WHAT YOU SHOULD DO: Wherever the string "order" appears in the listing, copy that line.

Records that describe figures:
_ _ _

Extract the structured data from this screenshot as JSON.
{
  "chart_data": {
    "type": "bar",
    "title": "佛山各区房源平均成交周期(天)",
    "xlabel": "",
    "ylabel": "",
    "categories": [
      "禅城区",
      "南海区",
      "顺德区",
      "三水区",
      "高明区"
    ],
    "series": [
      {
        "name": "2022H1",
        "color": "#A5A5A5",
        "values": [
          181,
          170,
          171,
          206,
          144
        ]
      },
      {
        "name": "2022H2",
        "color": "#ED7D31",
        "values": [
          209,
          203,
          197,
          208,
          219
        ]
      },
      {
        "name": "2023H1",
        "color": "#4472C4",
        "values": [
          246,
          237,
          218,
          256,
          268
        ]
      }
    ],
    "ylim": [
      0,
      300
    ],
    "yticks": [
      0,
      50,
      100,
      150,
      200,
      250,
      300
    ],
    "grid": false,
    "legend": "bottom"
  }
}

_ _ _

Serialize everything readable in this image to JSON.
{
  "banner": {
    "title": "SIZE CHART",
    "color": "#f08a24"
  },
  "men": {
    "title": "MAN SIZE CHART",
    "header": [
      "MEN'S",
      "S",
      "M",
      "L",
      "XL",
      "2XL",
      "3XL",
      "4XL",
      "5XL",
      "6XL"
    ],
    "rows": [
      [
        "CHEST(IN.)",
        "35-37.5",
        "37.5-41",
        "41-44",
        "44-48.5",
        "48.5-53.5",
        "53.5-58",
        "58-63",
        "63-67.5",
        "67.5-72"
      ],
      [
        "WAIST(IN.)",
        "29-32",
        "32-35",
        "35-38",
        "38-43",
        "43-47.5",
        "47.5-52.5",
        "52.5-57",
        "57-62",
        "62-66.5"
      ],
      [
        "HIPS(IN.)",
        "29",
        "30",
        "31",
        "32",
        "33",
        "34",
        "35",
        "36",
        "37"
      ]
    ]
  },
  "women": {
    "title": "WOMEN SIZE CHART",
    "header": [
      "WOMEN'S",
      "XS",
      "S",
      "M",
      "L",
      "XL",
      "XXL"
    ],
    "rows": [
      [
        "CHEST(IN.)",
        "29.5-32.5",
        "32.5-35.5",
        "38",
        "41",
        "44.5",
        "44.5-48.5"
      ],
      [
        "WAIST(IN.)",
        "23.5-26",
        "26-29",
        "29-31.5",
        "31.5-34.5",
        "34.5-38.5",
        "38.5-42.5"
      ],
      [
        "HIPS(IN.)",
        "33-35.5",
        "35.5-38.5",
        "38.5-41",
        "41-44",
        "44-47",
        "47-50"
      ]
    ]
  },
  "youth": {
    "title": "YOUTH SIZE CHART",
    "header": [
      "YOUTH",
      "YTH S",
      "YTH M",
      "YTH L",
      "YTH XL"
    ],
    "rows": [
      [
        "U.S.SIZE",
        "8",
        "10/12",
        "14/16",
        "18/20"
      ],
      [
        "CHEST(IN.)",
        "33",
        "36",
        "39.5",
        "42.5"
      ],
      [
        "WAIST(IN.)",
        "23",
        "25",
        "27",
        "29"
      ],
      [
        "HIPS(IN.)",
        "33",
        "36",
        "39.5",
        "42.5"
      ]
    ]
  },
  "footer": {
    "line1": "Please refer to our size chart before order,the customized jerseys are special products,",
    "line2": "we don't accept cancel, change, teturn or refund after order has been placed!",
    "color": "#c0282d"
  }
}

_ _ _

EXERCISE SOLUTION:
    "line1": "Please refer to our size chart before order,the customized jerseys are special products,",
    "line2": "we don't accept cancel, change, teturn or refund after order has been placed!",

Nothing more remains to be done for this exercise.